Exercise brief:
Each line of the material below that holds the word "опасного" needs to be copied.

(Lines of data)

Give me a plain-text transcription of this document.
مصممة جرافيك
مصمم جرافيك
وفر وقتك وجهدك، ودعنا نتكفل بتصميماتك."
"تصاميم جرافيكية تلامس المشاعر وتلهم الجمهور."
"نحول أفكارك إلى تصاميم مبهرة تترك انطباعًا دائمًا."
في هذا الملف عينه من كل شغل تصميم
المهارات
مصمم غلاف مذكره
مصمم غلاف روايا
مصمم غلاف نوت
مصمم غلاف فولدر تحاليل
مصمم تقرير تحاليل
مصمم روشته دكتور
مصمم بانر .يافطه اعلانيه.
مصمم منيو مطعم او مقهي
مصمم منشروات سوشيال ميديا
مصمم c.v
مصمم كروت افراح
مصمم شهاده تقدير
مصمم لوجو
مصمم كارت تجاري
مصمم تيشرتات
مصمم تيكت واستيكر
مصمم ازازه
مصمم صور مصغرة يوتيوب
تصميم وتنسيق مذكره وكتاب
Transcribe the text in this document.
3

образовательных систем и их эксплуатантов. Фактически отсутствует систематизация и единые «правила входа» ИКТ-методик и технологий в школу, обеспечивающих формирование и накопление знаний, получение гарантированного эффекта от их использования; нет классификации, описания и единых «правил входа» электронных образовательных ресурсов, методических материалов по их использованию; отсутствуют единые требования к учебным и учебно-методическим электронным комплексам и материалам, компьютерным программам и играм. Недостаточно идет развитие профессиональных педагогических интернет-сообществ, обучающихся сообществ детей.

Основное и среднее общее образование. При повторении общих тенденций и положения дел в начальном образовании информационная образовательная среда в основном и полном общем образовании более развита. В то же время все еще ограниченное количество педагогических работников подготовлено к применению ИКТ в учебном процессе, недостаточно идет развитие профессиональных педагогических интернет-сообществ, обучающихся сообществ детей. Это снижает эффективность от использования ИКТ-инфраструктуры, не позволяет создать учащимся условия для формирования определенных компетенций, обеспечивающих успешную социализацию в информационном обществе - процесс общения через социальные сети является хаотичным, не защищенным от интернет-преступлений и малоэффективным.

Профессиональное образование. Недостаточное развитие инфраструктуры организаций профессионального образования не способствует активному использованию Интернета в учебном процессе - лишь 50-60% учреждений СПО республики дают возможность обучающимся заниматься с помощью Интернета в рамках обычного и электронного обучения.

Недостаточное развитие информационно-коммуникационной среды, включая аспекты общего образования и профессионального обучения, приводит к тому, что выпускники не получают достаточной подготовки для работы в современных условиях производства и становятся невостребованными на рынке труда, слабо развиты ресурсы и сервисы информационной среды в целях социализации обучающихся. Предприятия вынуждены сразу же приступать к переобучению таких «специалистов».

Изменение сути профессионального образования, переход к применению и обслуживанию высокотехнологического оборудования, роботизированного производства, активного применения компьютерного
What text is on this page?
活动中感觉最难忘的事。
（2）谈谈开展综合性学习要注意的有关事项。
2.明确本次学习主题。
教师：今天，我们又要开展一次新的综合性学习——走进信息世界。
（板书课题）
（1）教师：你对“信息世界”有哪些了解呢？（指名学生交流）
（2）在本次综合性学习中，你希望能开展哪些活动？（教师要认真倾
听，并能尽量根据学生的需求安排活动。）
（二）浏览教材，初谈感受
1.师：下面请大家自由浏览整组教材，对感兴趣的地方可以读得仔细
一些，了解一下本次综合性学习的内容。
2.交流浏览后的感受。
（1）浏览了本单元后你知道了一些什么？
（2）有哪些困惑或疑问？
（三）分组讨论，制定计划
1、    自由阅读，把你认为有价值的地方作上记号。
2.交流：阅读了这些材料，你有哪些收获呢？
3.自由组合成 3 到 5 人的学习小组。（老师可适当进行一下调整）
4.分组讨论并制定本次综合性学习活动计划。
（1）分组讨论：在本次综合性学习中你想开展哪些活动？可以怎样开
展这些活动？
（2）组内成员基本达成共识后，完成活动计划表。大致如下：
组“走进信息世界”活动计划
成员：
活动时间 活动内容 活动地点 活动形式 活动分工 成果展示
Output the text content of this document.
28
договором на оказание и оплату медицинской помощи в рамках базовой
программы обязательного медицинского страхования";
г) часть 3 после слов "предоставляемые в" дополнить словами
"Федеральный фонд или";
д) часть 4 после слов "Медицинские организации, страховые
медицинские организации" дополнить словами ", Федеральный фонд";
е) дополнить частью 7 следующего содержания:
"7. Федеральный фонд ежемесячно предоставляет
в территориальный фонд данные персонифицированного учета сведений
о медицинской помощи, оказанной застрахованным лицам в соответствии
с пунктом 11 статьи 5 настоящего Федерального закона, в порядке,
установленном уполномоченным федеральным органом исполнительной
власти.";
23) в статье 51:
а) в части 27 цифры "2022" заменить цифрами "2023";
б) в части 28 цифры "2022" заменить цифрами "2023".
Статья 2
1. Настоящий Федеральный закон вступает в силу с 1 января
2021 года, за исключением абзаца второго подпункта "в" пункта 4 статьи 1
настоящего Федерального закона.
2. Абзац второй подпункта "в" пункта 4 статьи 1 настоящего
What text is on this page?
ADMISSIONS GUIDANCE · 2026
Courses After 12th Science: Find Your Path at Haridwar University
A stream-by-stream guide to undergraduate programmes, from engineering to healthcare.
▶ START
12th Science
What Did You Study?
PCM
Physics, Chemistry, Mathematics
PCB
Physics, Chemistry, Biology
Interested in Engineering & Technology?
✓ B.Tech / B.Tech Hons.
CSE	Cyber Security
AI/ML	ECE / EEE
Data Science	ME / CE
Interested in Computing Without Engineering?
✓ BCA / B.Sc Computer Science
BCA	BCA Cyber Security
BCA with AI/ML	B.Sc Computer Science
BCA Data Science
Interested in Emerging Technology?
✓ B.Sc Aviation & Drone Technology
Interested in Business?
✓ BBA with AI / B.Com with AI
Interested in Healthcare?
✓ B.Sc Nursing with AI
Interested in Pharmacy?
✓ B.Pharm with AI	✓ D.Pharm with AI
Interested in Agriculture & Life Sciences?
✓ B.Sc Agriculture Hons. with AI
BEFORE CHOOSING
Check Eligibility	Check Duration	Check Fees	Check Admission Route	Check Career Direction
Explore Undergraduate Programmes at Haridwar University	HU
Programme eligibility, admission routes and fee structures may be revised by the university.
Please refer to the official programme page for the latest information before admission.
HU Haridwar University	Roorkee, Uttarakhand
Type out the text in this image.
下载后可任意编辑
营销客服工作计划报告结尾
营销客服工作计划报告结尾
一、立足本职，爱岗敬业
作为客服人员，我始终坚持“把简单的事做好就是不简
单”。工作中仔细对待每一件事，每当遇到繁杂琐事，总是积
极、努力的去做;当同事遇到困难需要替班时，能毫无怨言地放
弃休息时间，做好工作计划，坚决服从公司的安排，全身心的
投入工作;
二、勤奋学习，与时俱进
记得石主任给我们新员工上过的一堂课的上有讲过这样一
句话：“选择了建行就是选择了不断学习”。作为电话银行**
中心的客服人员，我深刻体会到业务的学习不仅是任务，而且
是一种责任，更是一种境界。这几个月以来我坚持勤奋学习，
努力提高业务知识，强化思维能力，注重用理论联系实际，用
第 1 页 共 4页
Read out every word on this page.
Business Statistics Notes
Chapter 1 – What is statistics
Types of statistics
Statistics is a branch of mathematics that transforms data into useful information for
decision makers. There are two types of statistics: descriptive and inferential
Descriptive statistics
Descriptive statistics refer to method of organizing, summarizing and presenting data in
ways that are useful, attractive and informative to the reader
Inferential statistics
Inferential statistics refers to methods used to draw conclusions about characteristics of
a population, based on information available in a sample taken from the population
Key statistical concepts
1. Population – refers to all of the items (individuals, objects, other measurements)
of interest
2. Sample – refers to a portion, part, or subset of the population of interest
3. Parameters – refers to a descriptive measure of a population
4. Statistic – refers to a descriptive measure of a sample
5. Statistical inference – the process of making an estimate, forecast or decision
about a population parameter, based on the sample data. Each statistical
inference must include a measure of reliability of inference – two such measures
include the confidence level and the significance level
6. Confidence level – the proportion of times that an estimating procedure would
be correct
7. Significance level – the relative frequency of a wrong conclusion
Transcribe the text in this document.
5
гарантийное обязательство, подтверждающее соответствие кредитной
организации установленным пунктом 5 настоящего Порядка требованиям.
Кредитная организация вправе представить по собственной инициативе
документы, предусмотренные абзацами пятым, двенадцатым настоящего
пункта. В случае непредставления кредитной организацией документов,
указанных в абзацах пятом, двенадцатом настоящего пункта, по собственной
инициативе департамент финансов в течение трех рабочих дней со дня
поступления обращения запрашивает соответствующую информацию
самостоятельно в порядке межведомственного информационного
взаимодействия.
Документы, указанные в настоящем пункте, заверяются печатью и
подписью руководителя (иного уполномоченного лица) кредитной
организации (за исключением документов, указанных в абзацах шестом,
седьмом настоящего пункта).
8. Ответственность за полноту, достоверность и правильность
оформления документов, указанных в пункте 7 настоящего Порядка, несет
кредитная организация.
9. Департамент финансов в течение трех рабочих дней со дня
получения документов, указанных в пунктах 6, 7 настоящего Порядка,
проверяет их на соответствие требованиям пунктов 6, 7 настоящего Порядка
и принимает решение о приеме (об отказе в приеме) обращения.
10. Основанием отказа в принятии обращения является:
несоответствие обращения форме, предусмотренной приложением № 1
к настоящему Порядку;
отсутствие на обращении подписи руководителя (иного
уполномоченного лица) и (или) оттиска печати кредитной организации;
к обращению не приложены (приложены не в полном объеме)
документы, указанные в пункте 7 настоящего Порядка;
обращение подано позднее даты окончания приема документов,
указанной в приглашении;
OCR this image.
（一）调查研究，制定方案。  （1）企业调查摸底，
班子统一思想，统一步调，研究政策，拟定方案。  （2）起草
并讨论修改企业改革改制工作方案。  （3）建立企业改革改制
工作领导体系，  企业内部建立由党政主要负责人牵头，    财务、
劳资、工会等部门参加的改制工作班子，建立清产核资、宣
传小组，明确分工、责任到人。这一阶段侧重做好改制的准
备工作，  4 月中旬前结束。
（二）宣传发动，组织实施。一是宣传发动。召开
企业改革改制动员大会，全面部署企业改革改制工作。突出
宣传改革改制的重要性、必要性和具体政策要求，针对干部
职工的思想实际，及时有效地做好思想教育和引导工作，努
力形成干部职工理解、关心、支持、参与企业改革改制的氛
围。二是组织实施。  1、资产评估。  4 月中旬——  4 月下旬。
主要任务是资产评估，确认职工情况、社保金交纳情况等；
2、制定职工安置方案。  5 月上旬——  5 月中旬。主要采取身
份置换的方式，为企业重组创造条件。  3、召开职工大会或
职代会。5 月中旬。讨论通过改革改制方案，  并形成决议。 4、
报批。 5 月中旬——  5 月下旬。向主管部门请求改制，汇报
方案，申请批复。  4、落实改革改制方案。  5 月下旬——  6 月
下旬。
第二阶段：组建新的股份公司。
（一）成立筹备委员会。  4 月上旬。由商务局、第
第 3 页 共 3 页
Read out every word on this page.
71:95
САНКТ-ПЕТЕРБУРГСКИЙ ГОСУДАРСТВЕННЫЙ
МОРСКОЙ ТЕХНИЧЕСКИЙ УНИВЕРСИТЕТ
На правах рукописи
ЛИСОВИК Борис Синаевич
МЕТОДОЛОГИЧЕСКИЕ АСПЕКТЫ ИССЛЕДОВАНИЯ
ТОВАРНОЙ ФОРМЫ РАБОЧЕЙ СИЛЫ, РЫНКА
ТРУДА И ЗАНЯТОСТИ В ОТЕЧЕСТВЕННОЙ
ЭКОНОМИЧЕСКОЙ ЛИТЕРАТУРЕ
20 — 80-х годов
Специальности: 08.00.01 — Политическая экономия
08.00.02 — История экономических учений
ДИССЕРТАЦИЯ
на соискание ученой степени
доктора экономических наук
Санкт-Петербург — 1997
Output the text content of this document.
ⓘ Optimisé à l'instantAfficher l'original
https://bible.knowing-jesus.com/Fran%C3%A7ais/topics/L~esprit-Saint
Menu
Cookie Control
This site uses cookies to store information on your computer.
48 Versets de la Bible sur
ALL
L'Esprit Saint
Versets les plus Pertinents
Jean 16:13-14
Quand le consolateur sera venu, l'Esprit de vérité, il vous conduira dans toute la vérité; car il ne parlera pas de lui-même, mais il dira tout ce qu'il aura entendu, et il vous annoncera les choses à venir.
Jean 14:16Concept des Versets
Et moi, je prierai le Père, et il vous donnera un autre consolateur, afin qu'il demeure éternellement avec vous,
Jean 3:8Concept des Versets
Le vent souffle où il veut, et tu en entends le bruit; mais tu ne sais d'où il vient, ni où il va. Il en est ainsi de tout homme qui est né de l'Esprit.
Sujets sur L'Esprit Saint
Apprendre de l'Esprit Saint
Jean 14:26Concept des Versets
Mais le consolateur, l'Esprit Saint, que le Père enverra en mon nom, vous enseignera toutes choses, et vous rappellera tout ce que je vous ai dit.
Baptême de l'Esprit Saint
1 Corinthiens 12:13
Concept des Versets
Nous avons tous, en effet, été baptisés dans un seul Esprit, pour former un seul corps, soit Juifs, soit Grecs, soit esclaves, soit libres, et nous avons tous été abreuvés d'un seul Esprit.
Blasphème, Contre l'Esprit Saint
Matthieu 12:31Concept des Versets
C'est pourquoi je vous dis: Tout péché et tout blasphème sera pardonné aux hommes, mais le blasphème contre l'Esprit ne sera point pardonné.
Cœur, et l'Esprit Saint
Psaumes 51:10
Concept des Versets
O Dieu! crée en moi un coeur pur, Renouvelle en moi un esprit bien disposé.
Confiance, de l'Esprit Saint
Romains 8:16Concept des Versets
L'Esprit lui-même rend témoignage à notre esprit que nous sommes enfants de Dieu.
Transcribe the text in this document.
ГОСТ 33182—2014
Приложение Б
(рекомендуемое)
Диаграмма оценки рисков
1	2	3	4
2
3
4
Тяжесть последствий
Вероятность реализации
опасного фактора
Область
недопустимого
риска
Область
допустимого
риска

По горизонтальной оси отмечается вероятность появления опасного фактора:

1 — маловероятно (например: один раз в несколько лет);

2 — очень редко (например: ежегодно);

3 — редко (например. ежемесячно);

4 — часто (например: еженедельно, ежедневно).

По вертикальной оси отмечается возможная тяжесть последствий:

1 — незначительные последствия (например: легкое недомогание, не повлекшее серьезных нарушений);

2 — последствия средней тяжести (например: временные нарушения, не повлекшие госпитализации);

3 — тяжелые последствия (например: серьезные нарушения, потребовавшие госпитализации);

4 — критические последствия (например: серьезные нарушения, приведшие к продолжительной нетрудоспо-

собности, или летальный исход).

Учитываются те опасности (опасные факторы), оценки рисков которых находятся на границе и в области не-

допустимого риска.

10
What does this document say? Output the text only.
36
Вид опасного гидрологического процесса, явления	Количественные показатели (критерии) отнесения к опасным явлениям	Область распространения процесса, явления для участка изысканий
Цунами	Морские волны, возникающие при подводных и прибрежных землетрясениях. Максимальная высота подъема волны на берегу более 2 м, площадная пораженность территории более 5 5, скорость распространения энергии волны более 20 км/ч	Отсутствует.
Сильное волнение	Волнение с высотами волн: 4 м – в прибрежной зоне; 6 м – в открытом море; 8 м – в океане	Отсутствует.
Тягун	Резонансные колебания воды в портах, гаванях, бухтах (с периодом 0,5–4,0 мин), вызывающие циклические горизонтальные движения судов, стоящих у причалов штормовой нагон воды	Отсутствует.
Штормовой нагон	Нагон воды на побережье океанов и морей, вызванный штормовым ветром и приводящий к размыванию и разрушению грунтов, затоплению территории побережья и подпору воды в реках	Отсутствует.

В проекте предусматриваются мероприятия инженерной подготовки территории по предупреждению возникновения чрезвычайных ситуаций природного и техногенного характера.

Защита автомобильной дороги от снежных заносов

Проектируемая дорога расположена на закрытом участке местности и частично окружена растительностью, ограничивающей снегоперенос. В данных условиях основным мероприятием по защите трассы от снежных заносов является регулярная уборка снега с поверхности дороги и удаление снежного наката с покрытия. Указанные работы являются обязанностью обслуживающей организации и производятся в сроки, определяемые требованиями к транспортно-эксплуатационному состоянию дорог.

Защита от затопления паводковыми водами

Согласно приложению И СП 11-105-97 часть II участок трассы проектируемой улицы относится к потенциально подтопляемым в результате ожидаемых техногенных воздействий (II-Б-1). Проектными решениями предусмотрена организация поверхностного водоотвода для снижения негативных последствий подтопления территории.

Written answer:
опасного фактора
По горизонтальной оси отмечается вероятность появления опасного фактора:
Вид опасного гидрологического процесса, явления	Количественные показатели (критерии) отнесения к опасным явлениям	Область распространения процесса, явления для участка изысканий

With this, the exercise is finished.